--- begin ---

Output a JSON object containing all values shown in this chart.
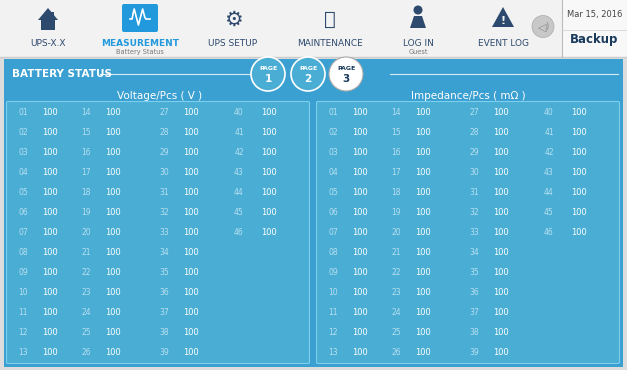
{
  "bg_color": "#3a9fd1",
  "header_bg": "#f2f2f2",
  "title": "BATTERY STATUS",
  "date_text": "Mar 15, 2016",
  "backup_text": "Backup",
  "nav_items": [
    "UPS-X.X",
    "MEASUREMENT",
    "UPS SETUP",
    "MAINTENANCE",
    "LOG IN",
    "EVENT LOG"
  ],
  "nav_x": [
    48,
    140,
    233,
    330,
    418,
    503
  ],
  "measurement_sub": "Battery Status",
  "login_sub": "Guest",
  "page_active": 2,
  "voltage_title": "Voltage/Pcs ( V )",
  "impedance_title": "Impedance/Pcs ( mΩ )",
  "table_facecolor": "#4aaed4",
  "table_edgecolor": "#7dcfed",
  "idx_color": "#b8dff0",
  "val_color": "#ffffff",
  "voltage_data": [
    [
      "01",
      "100",
      "14",
      "100",
      "27",
      "100",
      "40",
      "100"
    ],
    [
      "02",
      "100",
      "15",
      "100",
      "28",
      "100",
      "41",
      "100"
    ],
    [
      "03",
      "100",
      "16",
      "100",
      "29",
      "100",
      "42",
      "100"
    ],
    [
      "04",
      "100",
      "17",
      "100",
      "30",
      "100",
      "43",
      "100"
    ],
    [
      "05",
      "100",
      "18",
      "100",
      "31",
      "100",
      "44",
      "100"
    ],
    [
      "06",
      "100",
      "19",
      "100",
      "32",
      "100",
      "45",
      "100"
    ],
    [
      "07",
      "100",
      "20",
      "100",
      "33",
      "100",
      "46",
      "100"
    ],
    [
      "08",
      "100",
      "21",
      "100",
      "34",
      "100",
      "",
      ""
    ],
    [
      "09",
      "100",
      "22",
      "100",
      "35",
      "100",
      "",
      ""
    ],
    [
      "10",
      "100",
      "23",
      "100",
      "36",
      "100",
      "",
      ""
    ],
    [
      "11",
      "100",
      "24",
      "100",
      "37",
      "100",
      "",
      ""
    ],
    [
      "12",
      "100",
      "25",
      "100",
      "38",
      "100",
      "",
      ""
    ],
    [
      "13",
      "100",
      "26",
      "100",
      "39",
      "100",
      "",
      ""
    ]
  ],
  "impedance_data": [
    [
      "01",
      "100",
      "14",
      "100",
      "27",
      "100",
      "40",
      "100"
    ],
    [
      "02",
      "100",
      "15",
      "100",
      "28",
      "100",
      "41",
      "100"
    ],
    [
      "03",
      "100",
      "16",
      "100",
      "29",
      "100",
      "42",
      "100"
    ],
    [
      "04",
      "100",
      "17",
      "100",
      "30",
      "100",
      "43",
      "100"
    ],
    [
      "05",
      "100",
      "18",
      "100",
      "31",
      "100",
      "44",
      "100"
    ],
    [
      "06",
      "100",
      "19",
      "100",
      "32",
      "100",
      "45",
      "100"
    ],
    [
      "07",
      "100",
      "20",
      "100",
      "33",
      "100",
      "46",
      "100"
    ],
    [
      "08",
      "100",
      "21",
      "100",
      "34",
      "100",
      "",
      ""
    ],
    [
      "09",
      "100",
      "22",
      "100",
      "35",
      "100",
      "",
      ""
    ],
    [
      "10",
      "100",
      "23",
      "100",
      "36",
      "100",
      "",
      ""
    ],
    [
      "11",
      "100",
      "24",
      "100",
      "37",
      "100",
      "",
      ""
    ],
    [
      "12",
      "100",
      "25",
      "100",
      "38",
      "100",
      "",
      ""
    ],
    [
      "13",
      "100",
      "26",
      "100",
      "39",
      "100",
      "",
      ""
    ]
  ]
}
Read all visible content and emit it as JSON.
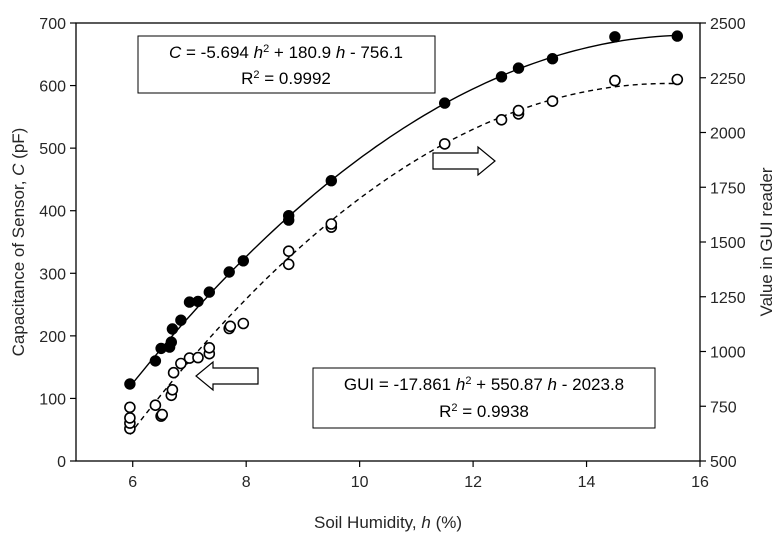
{
  "chart_data": {
    "type": "scatter",
    "xlabel_text": "Soil Humidity, ",
    "xlabel_var": "h",
    "xlabel_unit": " (%)",
    "ylabel_text": "Capacitance of Sensor, ",
    "ylabel_var": "C",
    "ylabel_unit": " (pF)",
    "y2label": "Value in GUI reader",
    "xlim": [
      5,
      16
    ],
    "ylim": [
      0,
      700
    ],
    "y2lim": [
      500,
      2500
    ],
    "xticks": [
      6,
      8,
      10,
      12,
      14,
      16
    ],
    "yticks": [
      0,
      100,
      200,
      300,
      400,
      500,
      600,
      700
    ],
    "y2ticks": [
      500,
      750,
      1000,
      1250,
      1500,
      1750,
      2000,
      2250,
      2500
    ],
    "grid": false,
    "series": [
      {
        "marker": "filled-circle",
        "axis": "left",
        "x": [
          5.95,
          6.4,
          6.5,
          6.65,
          6.68,
          6.7,
          6.85,
          7.0,
          7.15,
          7.35,
          7.7,
          7.95,
          8.75,
          8.75,
          9.5,
          11.5,
          12.5,
          12.8,
          13.4,
          14.5,
          15.6
        ],
        "y": [
          123,
          160,
          180,
          182,
          190,
          211,
          225,
          254,
          255,
          270,
          302,
          320,
          385,
          392,
          448,
          572,
          614,
          628,
          643,
          678,
          679
        ]
      },
      {
        "marker": "open-circle",
        "axis": "right",
        "x": [
          5.95,
          5.95,
          5.95,
          5.95,
          6.4,
          6.5,
          6.52,
          6.68,
          6.7,
          6.72,
          6.85,
          7.0,
          7.15,
          7.35,
          7.35,
          7.7,
          7.72,
          7.95,
          8.75,
          8.75,
          9.5,
          9.5,
          11.5,
          12.5,
          12.8,
          12.8,
          13.4,
          14.5,
          15.6
        ],
        "y": [
          648,
          673,
          697,
          745,
          755,
          705,
          712,
          800,
          825,
          903,
          945,
          970,
          972,
          990,
          1017,
          1105,
          1115,
          1128,
          1398,
          1458,
          1568,
          1582,
          1948,
          2058,
          2085,
          2100,
          2143,
          2237,
          2242
        ]
      }
    ],
    "fits": [
      {
        "axis": "left",
        "style": "solid",
        "a": -5.694,
        "b": 180.9,
        "c": -756.1,
        "range": [
          5.95,
          15.6
        ],
        "equation": {
          "lhs_var": "C",
          "part1": " = -5.694 ",
          "var": "h",
          "sup": "2",
          "part2": " + 180.9 ",
          "part3": " - 756.1",
          "r2_text": "R",
          "r2_sup": "2",
          "r2_value": " = 0.9992"
        }
      },
      {
        "axis": "right",
        "style": "dashed",
        "a": -17.861,
        "b": 550.87,
        "c": -2023.8,
        "range": [
          5.95,
          15.6
        ],
        "equation": {
          "lhs_text": "GUI",
          "part1": " = -17.861 ",
          "var": "h",
          "sup": "2",
          "part2": " + 550.87 ",
          "part3": " - 2023.8",
          "r2_text": "R",
          "r2_sup": "2",
          "r2_value": " = 0.9938"
        }
      }
    ],
    "annotations": [
      {
        "type": "arrow",
        "direction": "left",
        "indicates": "left-axis"
      },
      {
        "type": "arrow",
        "direction": "right",
        "indicates": "right-axis"
      }
    ]
  }
}
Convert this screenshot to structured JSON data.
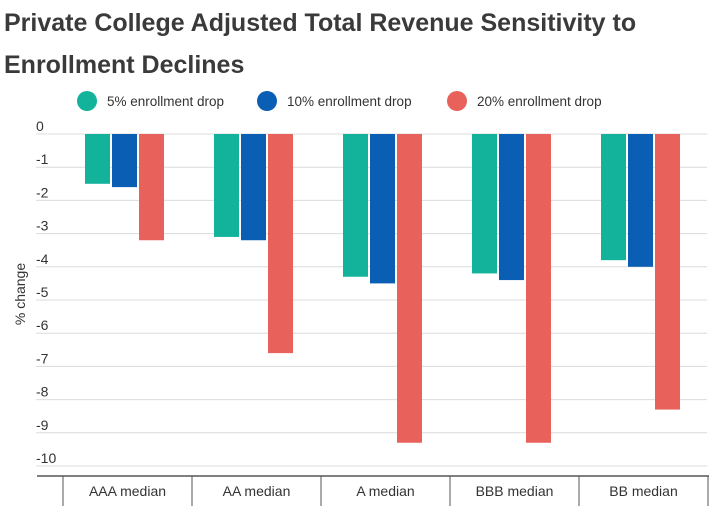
{
  "title": "Private College Adjusted Total Revenue Sensitivity to Enrollment Declines",
  "chart_data": {
    "type": "bar",
    "title": "Private College Adjusted Total Revenue Sensitivity to Enrollment Declines",
    "xlabel": "",
    "ylabel": "% change",
    "ylim": [
      -10,
      0
    ],
    "yticks": [
      0,
      -1,
      -2,
      -3,
      -4,
      -5,
      -6,
      -7,
      -8,
      -9,
      -10
    ],
    "grid": true,
    "legend_position": "top",
    "categories": [
      "AAA median",
      "AA median",
      "A median",
      "BBB median",
      "BB median"
    ],
    "series": [
      {
        "name": "5% enrollment drop",
        "color": "#12b39a",
        "values": [
          -1.5,
          -3.1,
          -4.3,
          -4.2,
          -3.8
        ]
      },
      {
        "name": "10% enrollment drop",
        "color": "#0a5fb4",
        "values": [
          -1.6,
          -3.2,
          -4.5,
          -4.4,
          -4.0
        ]
      },
      {
        "name": "20% enrollment drop",
        "color": "#e8615a",
        "values": [
          -3.2,
          -6.6,
          -9.3,
          -9.3,
          -8.3
        ]
      }
    ]
  }
}
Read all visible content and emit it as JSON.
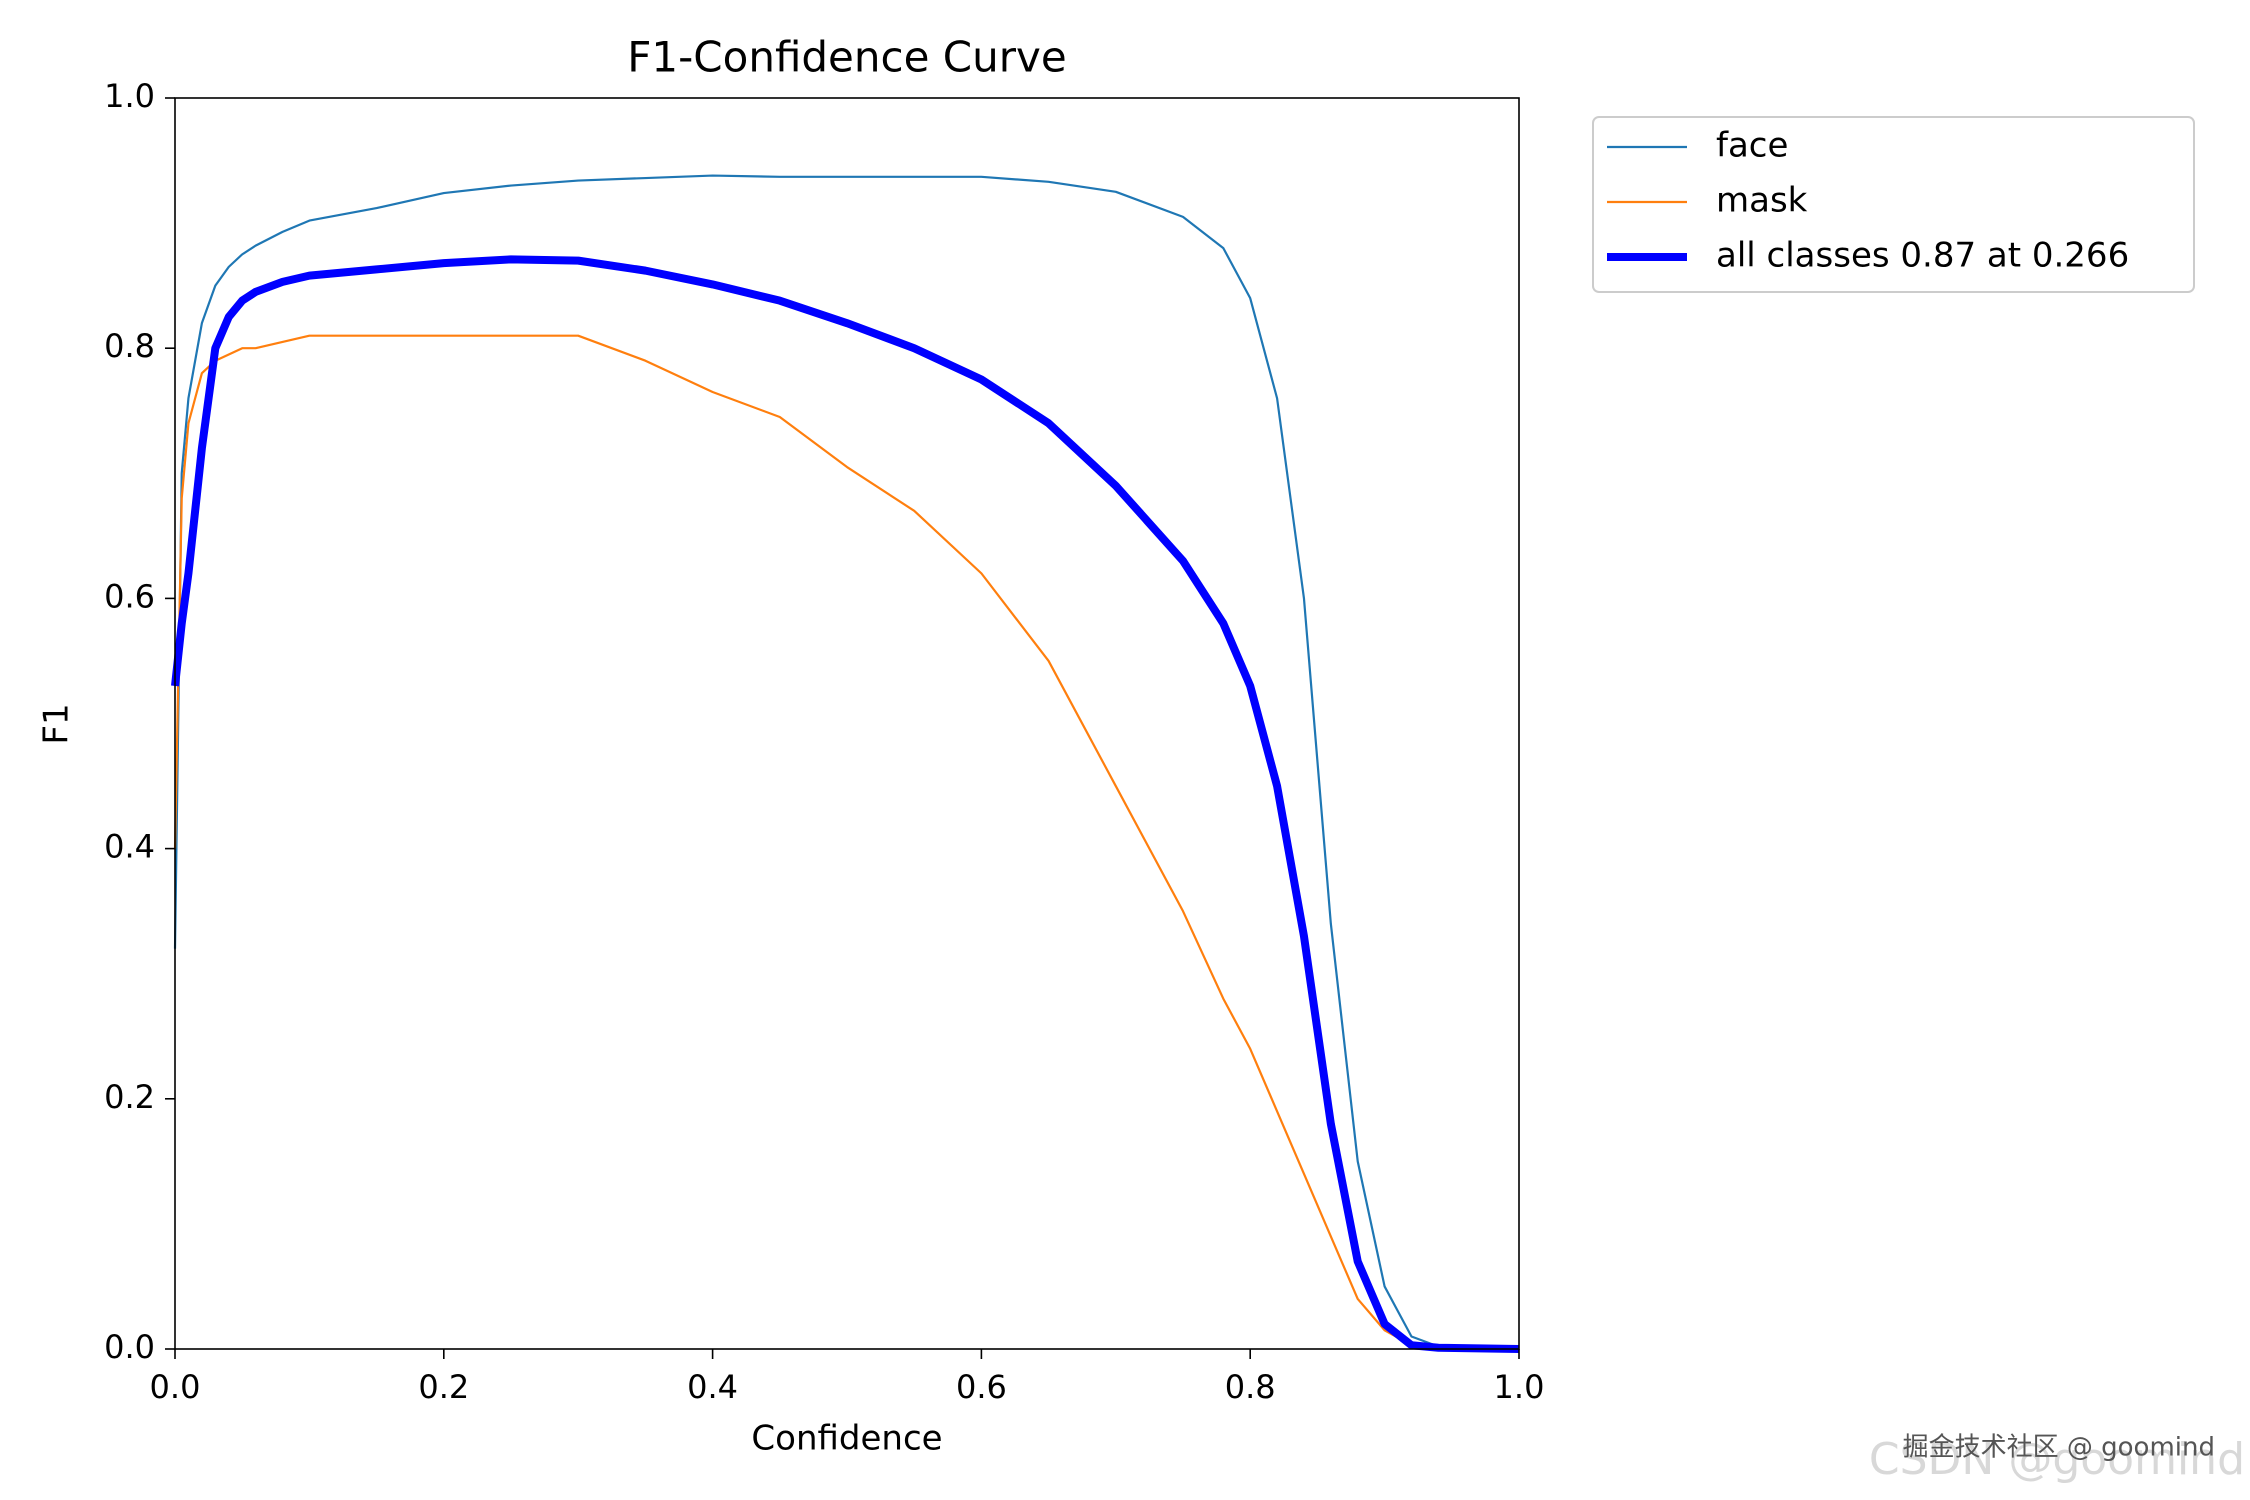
{
  "chart_data": {
    "type": "line",
    "title": "F1-Confidence Curve",
    "x_label": "Confidence",
    "y_label": "F1",
    "x": [
      0,
      0.005,
      0.01,
      0.02,
      0.03,
      0.04,
      0.05,
      0.06,
      0.08,
      0.1,
      0.15,
      0.2,
      0.25,
      0.3,
      0.35,
      0.4,
      0.45,
      0.5,
      0.55,
      0.6,
      0.65,
      0.7,
      0.75,
      0.78,
      0.8,
      0.82,
      0.84,
      0.86,
      0.88,
      0.9,
      0.92,
      0.94,
      1.0
    ],
    "series": [
      {
        "name": "face",
        "color": "#1f77b4",
        "linewidth": 2.2,
        "values": [
          0.32,
          0.7,
          0.76,
          0.82,
          0.85,
          0.865,
          0.875,
          0.882,
          0.893,
          0.902,
          0.912,
          0.924,
          0.93,
          0.934,
          0.936,
          0.938,
          0.937,
          0.937,
          0.937,
          0.937,
          0.933,
          0.925,
          0.905,
          0.88,
          0.84,
          0.76,
          0.6,
          0.34,
          0.15,
          0.05,
          0.01,
          0.002,
          0
        ]
      },
      {
        "name": "mask",
        "color": "#ff7f0e",
        "linewidth": 2.2,
        "values": [
          0.4,
          0.68,
          0.74,
          0.78,
          0.79,
          0.795,
          0.8,
          0.8,
          0.805,
          0.81,
          0.81,
          0.81,
          0.81,
          0.81,
          0.79,
          0.765,
          0.745,
          0.705,
          0.67,
          0.62,
          0.55,
          0.45,
          0.35,
          0.28,
          0.24,
          0.19,
          0.14,
          0.09,
          0.04,
          0.015,
          0.003,
          0.001,
          0
        ]
      },
      {
        "name": "all classes 0.87 at 0.266",
        "color": "#0000ff",
        "linewidth": 8,
        "values": [
          0.53,
          0.58,
          0.62,
          0.72,
          0.8,
          0.825,
          0.838,
          0.845,
          0.853,
          0.858,
          0.863,
          0.868,
          0.871,
          0.87,
          0.862,
          0.851,
          0.838,
          0.82,
          0.8,
          0.775,
          0.74,
          0.69,
          0.63,
          0.58,
          0.53,
          0.45,
          0.33,
          0.18,
          0.07,
          0.02,
          0.003,
          0.001,
          0
        ]
      }
    ],
    "xlim": [
      0,
      1
    ],
    "ylim": [
      0,
      1
    ],
    "xticks": [
      {
        "value": 0,
        "label": "0.0"
      },
      0.2,
      0.4,
      0.6,
      0.8,
      {
        "value": 1,
        "label": "1.0"
      }
    ],
    "yticks": [
      {
        "value": 0,
        "label": "0.0"
      },
      0.2,
      0.4,
      0.6,
      0.8,
      {
        "value": 1,
        "label": "1.0"
      }
    ],
    "grid": false,
    "legend": "outside upper right"
  },
  "watermark": {
    "main": "CSDN @goomind",
    "overlay": "掘金技术社区 @ goomind"
  }
}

--- end ---

Pick out the lines containing the string "Revenue" and show them.

__TASK RESULT__.
  "title": "Private College Adjusted Total Revenue Sensitivity to Enrollment Declines",
    "title": "Private College Adjusted Total Revenue Sensitivity to Enrollment Declines",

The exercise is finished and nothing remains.